-- Data for the task --

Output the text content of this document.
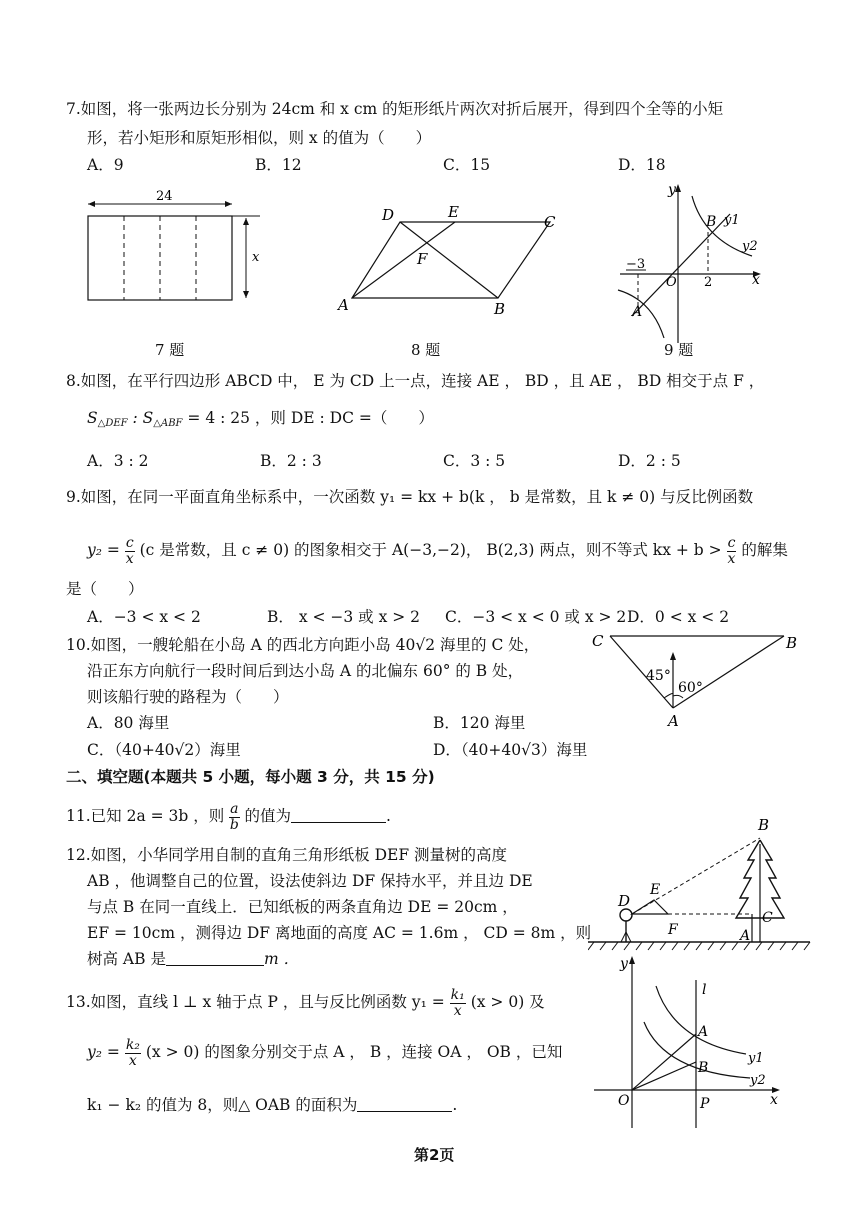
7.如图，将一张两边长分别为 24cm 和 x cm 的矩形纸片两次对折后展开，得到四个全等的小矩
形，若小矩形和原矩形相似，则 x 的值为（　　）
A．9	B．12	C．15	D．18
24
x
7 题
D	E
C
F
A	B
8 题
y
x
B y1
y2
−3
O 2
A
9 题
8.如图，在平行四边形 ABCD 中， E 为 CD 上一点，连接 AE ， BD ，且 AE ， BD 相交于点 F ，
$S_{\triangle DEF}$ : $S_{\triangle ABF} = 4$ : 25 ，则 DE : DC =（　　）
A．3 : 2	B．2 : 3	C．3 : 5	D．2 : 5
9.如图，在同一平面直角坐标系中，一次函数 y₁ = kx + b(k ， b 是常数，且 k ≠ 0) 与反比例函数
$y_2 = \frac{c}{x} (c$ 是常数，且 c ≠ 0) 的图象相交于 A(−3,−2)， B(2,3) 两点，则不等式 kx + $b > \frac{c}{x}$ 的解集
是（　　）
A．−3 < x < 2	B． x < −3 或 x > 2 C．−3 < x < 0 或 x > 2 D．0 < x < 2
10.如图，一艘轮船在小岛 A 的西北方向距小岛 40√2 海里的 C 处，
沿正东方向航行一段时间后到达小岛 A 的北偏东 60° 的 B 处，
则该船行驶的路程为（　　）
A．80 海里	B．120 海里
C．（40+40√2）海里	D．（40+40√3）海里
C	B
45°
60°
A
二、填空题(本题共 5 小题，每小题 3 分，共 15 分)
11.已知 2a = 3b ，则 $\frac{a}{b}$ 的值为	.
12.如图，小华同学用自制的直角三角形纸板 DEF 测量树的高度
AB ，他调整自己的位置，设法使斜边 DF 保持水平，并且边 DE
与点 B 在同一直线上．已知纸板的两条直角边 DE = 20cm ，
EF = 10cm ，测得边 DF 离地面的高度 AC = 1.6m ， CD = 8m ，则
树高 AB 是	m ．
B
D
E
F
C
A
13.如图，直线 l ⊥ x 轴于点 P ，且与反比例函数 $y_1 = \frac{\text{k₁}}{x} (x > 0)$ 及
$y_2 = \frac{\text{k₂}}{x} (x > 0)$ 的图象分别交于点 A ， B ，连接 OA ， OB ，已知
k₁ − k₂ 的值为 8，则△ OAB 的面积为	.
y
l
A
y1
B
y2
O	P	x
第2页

-- Work instructions --
Take the listing and print it again exactly, but without any pictures.

-- Problem solution --
Output the text content of this document.
7.如图，将一张两边长分别为 24cm 和 x cm 的矩形纸片两次对折后展开，得到四个全等的小矩
形，若小矩形和原矩形相似，则 x 的值为（　　）
A．9	B．12	C．15	D．18
24
x
7 题
D	E
C
F
A	B
8 题
y
x
B y1
y2
−3
O 2
A
9 题
8.如图，在平行四边形 ABCD 中， E 为 CD 上一点，连接 AE ， BD ，且 AE ， BD 相交于点 F ，
$S_{\triangle DEF}$ : $S_{\triangle ABF} = 4$ : 25 ，则 DE : DC =（　　）
A．3 : 2	B．2 : 3	C．3 : 5	D．2 : 5
9.如图，在同一平面直角坐标系中，一次函数 y₁ = kx + b(k ， b 是常数，且 k ≠ 0) 与反比例函数
$y_2 = \frac{c}{x} (c$ 是常数，且 c ≠ 0) 的图象相交于 A(−3,−2)， B(2,3) 两点，则不等式 kx + $b > \frac{c}{x}$ 的解集
是（　　）
A．−3 < x < 2	B． x < −3 或 x > 2 C．−3 < x < 0 或 x > 2 D．0 < x < 2
10.如图，一艘轮船在小岛 A 的西北方向距小岛 40√2 海里的 C 处，
沿正东方向航行一段时间后到达小岛 A 的北偏东 60° 的 B 处，
则该船行驶的路程为（　　）
A．80 海里	B．120 海里
C．（40+40√2）海里	D．（40+40√3）海里
C	B
45°
60°
A
二、填空题(本题共 5 小题，每小题 3 分，共 15 分)
11.已知 2a = 3b ，则 $\frac{a}{b}$ 的值为	.
12.如图，小华同学用自制的直角三角形纸板 DEF 测量树的高度
AB ，他调整自己的位置，设法使斜边 DF 保持水平，并且边 DE
与点 B 在同一直线上．已知纸板的两条直角边 DE = 20cm ，
EF = 10cm ，测得边 DF 离地面的高度 AC = 1.6m ， CD = 8m ，则
树高 AB 是	m ．
B
D
E
F
C
A
13.如图，直线 l ⊥ x 轴于点 P ，且与反比例函数 $y_1 = \frac{\text{k₁}}{x} (x > 0)$ 及
$y_2 = \frac{\text{k₂}}{x} (x > 0)$ 的图象分别交于点 A ， B ，连接 OA ， OB ，已知
k₁ − k₂ 的值为 8，则△ OAB 的面积为	.
y
l
A
y1
B
y2
O	P	x
第2页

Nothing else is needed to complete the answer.